### Data to process
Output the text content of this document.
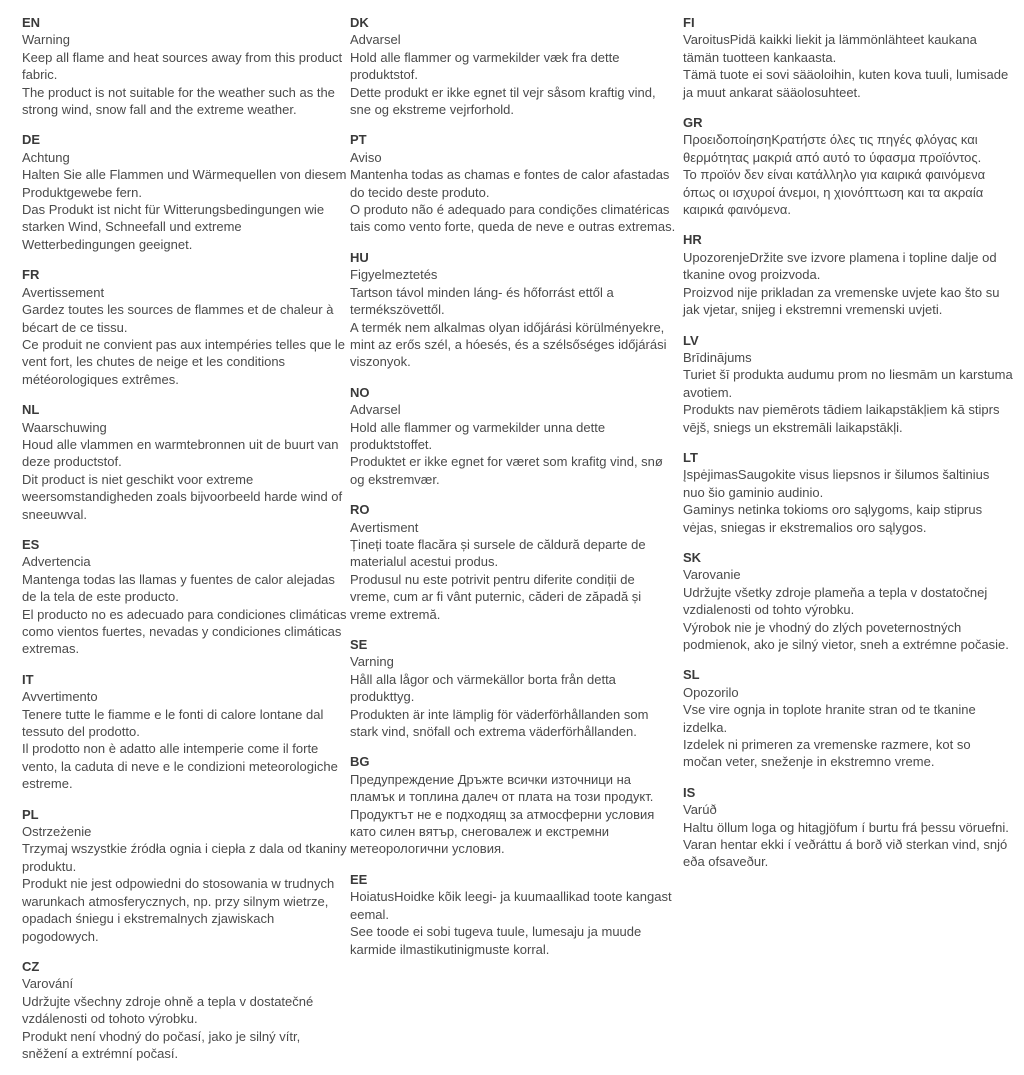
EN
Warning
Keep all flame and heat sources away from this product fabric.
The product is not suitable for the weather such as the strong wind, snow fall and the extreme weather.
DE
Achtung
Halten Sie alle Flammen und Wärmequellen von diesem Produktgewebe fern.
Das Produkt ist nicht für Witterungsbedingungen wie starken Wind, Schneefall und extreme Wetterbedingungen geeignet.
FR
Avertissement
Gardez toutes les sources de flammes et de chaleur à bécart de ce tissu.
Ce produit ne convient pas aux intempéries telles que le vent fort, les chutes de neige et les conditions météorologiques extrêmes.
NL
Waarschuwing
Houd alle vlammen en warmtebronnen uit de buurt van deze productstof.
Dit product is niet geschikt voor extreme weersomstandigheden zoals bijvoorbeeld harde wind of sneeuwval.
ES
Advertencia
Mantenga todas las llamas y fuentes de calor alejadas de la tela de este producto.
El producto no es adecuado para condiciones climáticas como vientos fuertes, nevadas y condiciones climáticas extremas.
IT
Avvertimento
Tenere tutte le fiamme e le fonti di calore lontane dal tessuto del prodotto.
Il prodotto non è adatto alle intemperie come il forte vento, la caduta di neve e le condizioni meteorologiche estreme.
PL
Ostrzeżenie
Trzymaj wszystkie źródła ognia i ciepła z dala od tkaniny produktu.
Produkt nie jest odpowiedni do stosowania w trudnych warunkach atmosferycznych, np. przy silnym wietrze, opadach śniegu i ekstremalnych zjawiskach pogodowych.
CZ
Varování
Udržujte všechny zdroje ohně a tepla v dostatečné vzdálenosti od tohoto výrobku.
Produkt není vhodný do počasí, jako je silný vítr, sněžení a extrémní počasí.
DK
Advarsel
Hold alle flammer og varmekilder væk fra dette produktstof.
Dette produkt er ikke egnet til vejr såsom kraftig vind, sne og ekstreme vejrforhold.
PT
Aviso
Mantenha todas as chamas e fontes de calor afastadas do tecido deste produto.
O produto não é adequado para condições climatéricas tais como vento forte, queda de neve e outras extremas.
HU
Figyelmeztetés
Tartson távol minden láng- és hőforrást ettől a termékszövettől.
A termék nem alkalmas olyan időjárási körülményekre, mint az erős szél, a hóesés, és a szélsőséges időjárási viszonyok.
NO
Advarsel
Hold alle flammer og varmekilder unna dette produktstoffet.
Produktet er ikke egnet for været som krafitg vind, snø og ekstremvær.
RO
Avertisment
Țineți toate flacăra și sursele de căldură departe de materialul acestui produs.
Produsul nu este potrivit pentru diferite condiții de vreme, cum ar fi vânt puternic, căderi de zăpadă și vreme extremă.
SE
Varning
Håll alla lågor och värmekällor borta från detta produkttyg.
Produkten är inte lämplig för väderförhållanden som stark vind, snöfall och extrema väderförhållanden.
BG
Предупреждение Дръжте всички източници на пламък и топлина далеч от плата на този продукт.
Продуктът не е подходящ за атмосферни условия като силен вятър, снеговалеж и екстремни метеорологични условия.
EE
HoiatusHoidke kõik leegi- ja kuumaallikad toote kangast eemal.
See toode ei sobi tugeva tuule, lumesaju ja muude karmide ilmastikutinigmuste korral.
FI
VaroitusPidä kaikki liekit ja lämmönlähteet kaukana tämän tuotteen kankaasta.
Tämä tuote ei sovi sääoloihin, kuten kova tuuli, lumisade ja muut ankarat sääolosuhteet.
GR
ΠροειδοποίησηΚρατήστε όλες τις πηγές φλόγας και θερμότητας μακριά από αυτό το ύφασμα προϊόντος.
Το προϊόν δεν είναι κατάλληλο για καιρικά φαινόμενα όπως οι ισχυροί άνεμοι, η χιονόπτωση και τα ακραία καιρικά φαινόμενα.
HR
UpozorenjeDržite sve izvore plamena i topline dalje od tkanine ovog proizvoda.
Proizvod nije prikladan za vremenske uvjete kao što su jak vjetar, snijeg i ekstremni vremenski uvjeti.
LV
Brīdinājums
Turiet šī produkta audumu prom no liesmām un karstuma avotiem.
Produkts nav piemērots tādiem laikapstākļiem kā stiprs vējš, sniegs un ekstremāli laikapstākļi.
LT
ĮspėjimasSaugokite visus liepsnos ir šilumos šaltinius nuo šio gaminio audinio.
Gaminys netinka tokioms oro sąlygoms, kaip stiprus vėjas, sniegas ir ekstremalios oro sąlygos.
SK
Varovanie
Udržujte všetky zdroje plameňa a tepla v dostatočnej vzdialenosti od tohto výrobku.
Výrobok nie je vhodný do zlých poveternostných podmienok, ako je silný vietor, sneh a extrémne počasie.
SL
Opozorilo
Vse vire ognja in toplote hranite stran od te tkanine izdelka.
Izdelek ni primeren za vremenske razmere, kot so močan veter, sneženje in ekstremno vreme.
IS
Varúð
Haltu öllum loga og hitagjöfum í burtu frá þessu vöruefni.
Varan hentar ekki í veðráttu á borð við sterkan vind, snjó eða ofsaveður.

### To do
Determine the number of lines in the records that include the string "flammer", and respond with that number only.

### Solution
2